— begin —

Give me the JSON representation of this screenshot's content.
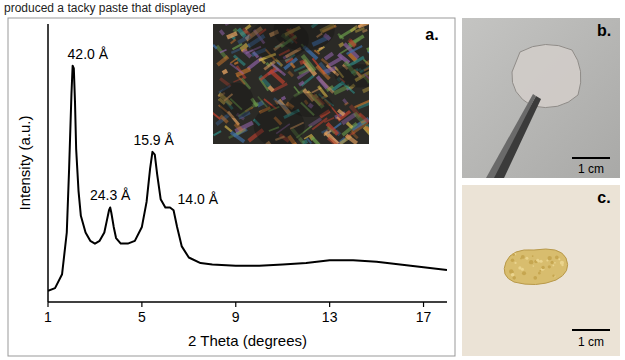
{
  "header_text": "produced a tacky paste that displayed",
  "chart_data": {
    "type": "line",
    "x_label": "2 Theta (degrees)",
    "y_label": "Intensity (a.u.)",
    "x": [
      1.0,
      1.3,
      1.6,
      1.8,
      1.9,
      2.0,
      2.05,
      2.1,
      2.15,
      2.2,
      2.3,
      2.4,
      2.6,
      2.8,
      3.0,
      3.2,
      3.4,
      3.5,
      3.6,
      3.65,
      3.7,
      3.8,
      3.9,
      4.1,
      4.4,
      4.7,
      5.0,
      5.2,
      5.35,
      5.45,
      5.55,
      5.65,
      5.8,
      6.0,
      6.2,
      6.35,
      6.5,
      6.7,
      7.0,
      7.5,
      8.0,
      9.0,
      10,
      11,
      12,
      13,
      14,
      15,
      16,
      17,
      18
    ],
    "values": [
      4,
      5,
      10,
      25,
      48,
      75,
      85,
      84,
      72,
      55,
      40,
      31,
      25,
      22,
      21,
      22,
      25,
      29,
      33,
      34,
      32,
      27,
      23,
      21,
      21,
      22,
      27,
      36,
      48,
      54,
      53,
      46,
      37,
      34,
      34,
      33,
      27,
      20,
      16,
      14,
      13.5,
      13,
      13,
      13.5,
      14,
      15,
      15,
      14.5,
      13.5,
      12.5,
      11.5
    ],
    "color": "#000000",
    "xlim": [
      1,
      18
    ],
    "xticks": [
      1,
      5,
      9,
      13,
      17
    ],
    "ylim": [
      0,
      100
    ],
    "tick_labels": "x",
    "annotations": [
      {
        "text": "42.0 Å",
        "x": 2.1,
        "y": 85
      },
      {
        "text": "24.3 Å",
        "x": 3.65,
        "y": 34
      },
      {
        "text": "15.9 Å",
        "x": 5.5,
        "y": 54
      },
      {
        "text": "14.0 Å",
        "x": 6.35,
        "y": 33
      }
    ]
  },
  "panels": {
    "a": {
      "letter": "a."
    },
    "b": {
      "letter": "b.",
      "scale_bar": "1 cm"
    },
    "c": {
      "letter": "c.",
      "scale_bar": "1 cm"
    }
  }
}
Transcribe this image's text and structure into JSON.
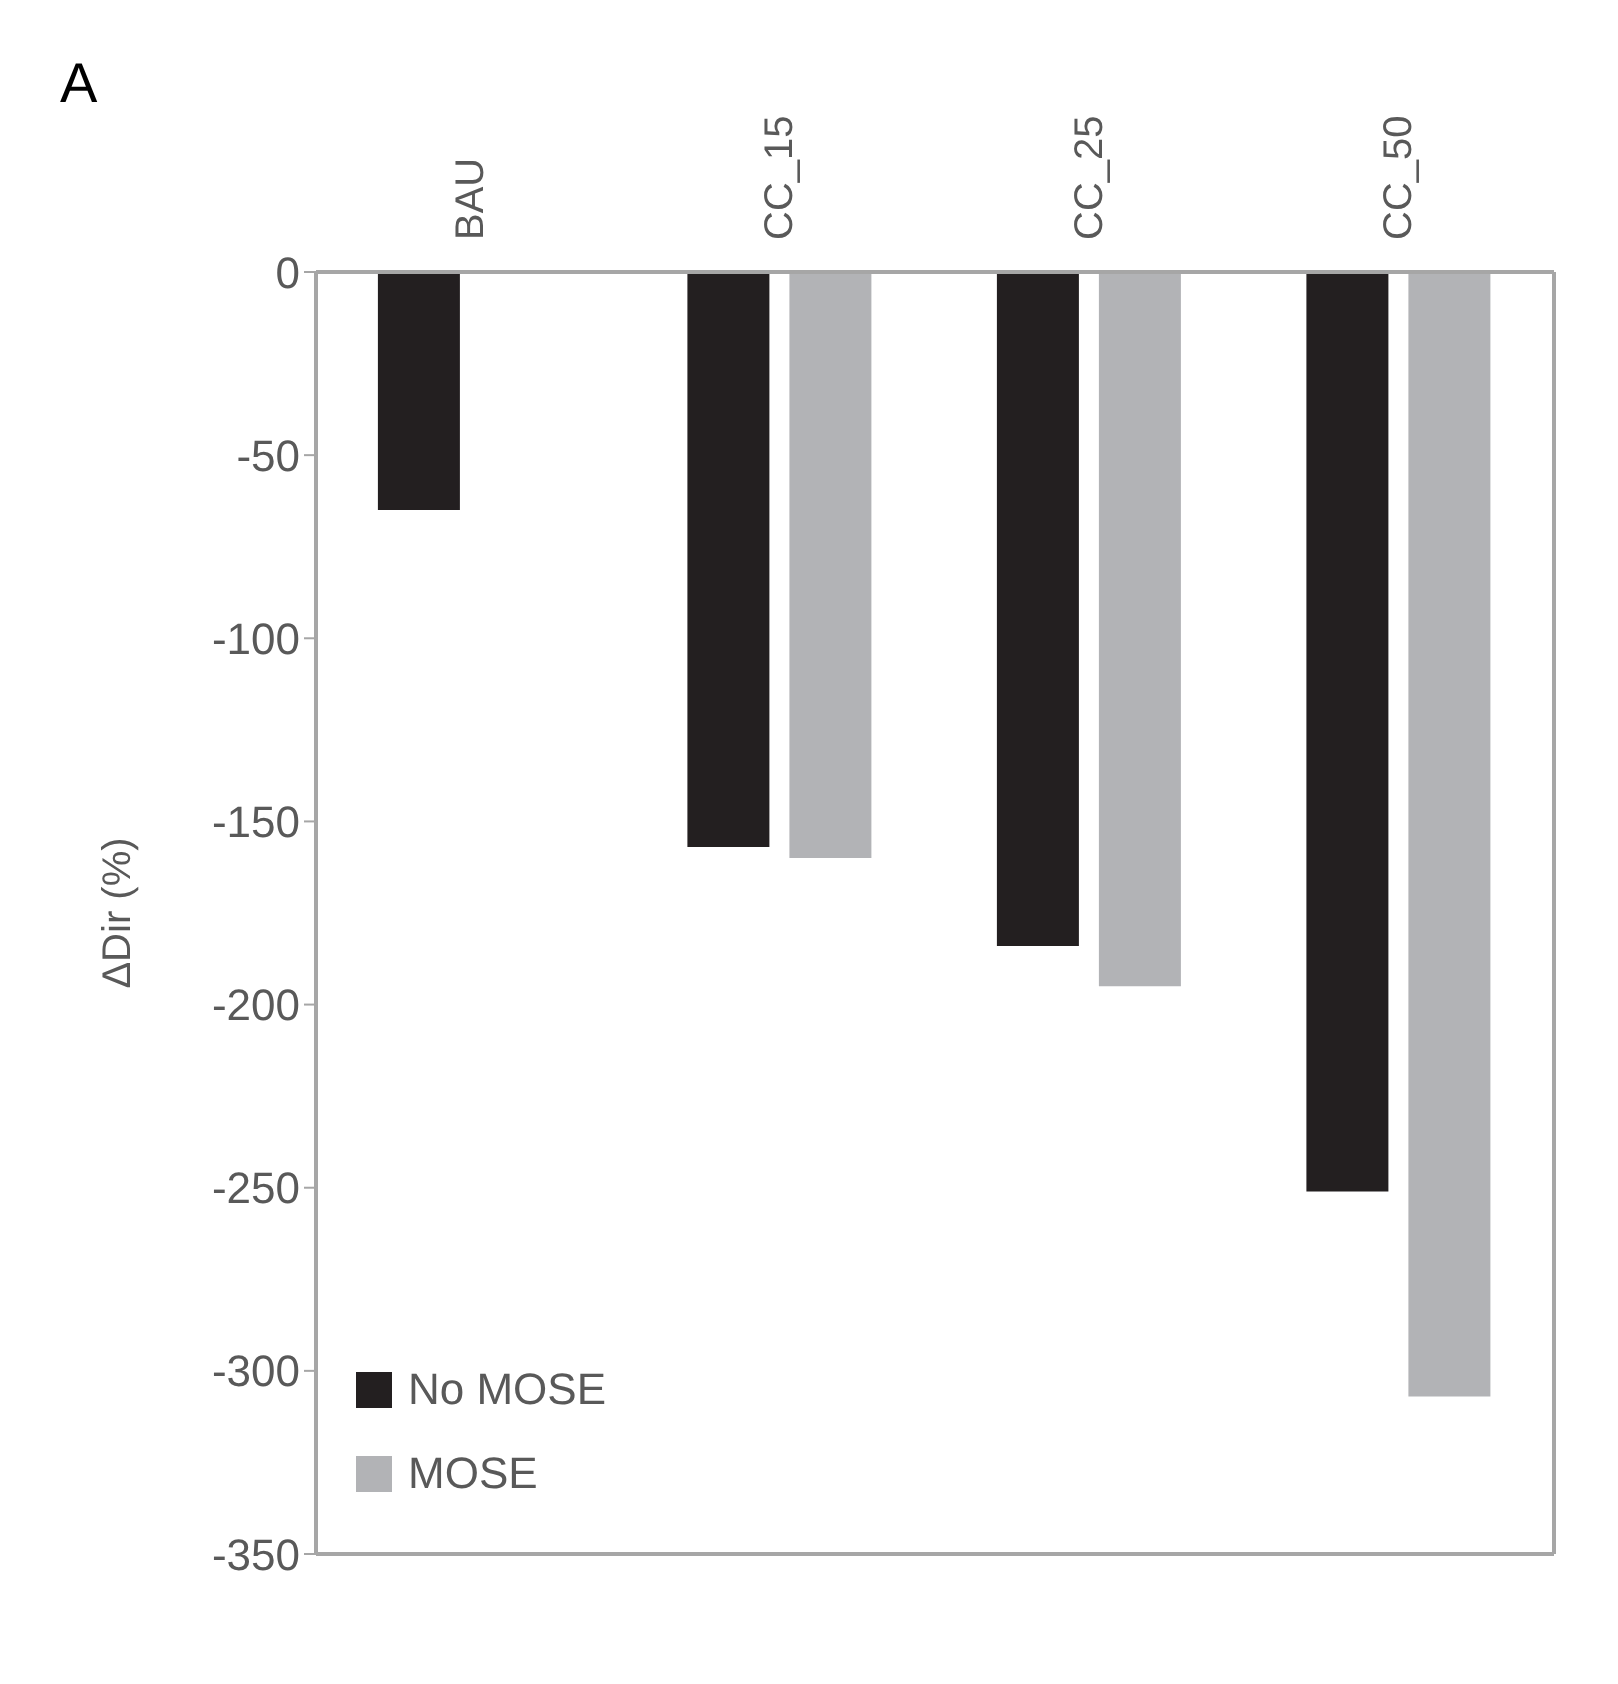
{
  "chart_data": {
    "type": "bar",
    "title": "A",
    "ylabel": "ΔDir (%)",
    "categories": [
      "BAU",
      "CC_15",
      "CC_25",
      "CC_50"
    ],
    "series": [
      {
        "name": "No MOSE",
        "color": "#231f20",
        "values": [
          -65,
          -157,
          -184,
          -251
        ]
      },
      {
        "name": "MOSE",
        "color": "#b2b3b6",
        "values": [
          null,
          -160,
          -195,
          -307
        ]
      }
    ],
    "ylim": [
      -350,
      0
    ],
    "yticks": [
      0,
      -50,
      -100,
      -150,
      -200,
      -250,
      -300,
      -350
    ],
    "grid": false,
    "legend": "bottom left"
  }
}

— end —

Task objective> Keep the pictures out of your copy, and repeat every entry above exactly.

Result for this task>
Give me the JSON representation of this screenshot's content.
{
  "header_text": "produced a tacky paste that displayed",
  "chart_data": {
    "type": "line",
    "x_label": "2 Theta (degrees)",
    "y_label": "Intensity (a.u.)",
    "x": [
      1.0,
      1.3,
      1.6,
      1.8,
      1.9,
      2.0,
      2.05,
      2.1,
      2.15,
      2.2,
      2.3,
      2.4,
      2.6,
      2.8,
      3.0,
      3.2,
      3.4,
      3.5,
      3.6,
      3.65,
      3.7,
      3.8,
      3.9,
      4.1,
      4.4,
      4.7,
      5.0,
      5.2,
      5.35,
      5.45,
      5.55,
      5.65,
      5.8,
      6.0,
      6.2,
      6.35,
      6.5,
      6.7,
      7.0,
      7.5,
      8.0,
      9.0,
      10,
      11,
      12,
      13,
      14,
      15,
      16,
      17,
      18
    ],
    "values": [
      4,
      5,
      10,
      25,
      48,
      75,
      85,
      84,
      72,
      55,
      40,
      31,
      25,
      22,
      21,
      22,
      25,
      29,
      33,
      34,
      32,
      27,
      23,
      21,
      21,
      22,
      27,
      36,
      48,
      54,
      53,
      46,
      37,
      34,
      34,
      33,
      27,
      20,
      16,
      14,
      13.5,
      13,
      13,
      13.5,
      14,
      15,
      15,
      14.5,
      13.5,
      12.5,
      11.5
    ],
    "color": "#000000",
    "xlim": [
      1,
      18
    ],
    "xticks": [
      1,
      5,
      9,
      13,
      17
    ],
    "ylim": [
      0,
      100
    ],
    "tick_labels": "x",
    "annotations": [
      {
        "text": "42.0 Å",
        "x": 2.1,
        "y": 85
      },
      {
        "text": "24.3 Å",
        "x": 3.65,
        "y": 34
      },
      {
        "text": "15.9 Å",
        "x": 5.5,
        "y": 54
      },
      {
        "text": "14.0 Å",
        "x": 6.35,
        "y": 33
      }
    ]
  },
  "panels": {
    "a": {
      "letter": "a."
    },
    "b": {
      "letter": "b.",
      "scale_bar": "1 cm"
    },
    "c": {
      "letter": "c.",
      "scale_bar": "1 cm"
    }
  }
}
Transcribe this image's text and structure into JSON.
{
  "chart_data": {
    "type": "bar",
    "title": "A",
    "ylabel": "ΔDir (%)",
    "categories": [
      "BAU",
      "CC_15",
      "CC_25",
      "CC_50"
    ],
    "series": [
      {
        "name": "No MOSE",
        "color": "#231f20",
        "values": [
          -65,
          -157,
          -184,
          -251
        ]
      },
      {
        "name": "MOSE",
        "color": "#b2b3b6",
        "values": [
          null,
          -160,
          -195,
          -307
        ]
      }
    ],
    "ylim": [
      -350,
      0
    ],
    "yticks": [
      0,
      -50,
      -100,
      -150,
      -200,
      -250,
      -300,
      -350
    ],
    "grid": false,
    "legend": "bottom left"
  }
}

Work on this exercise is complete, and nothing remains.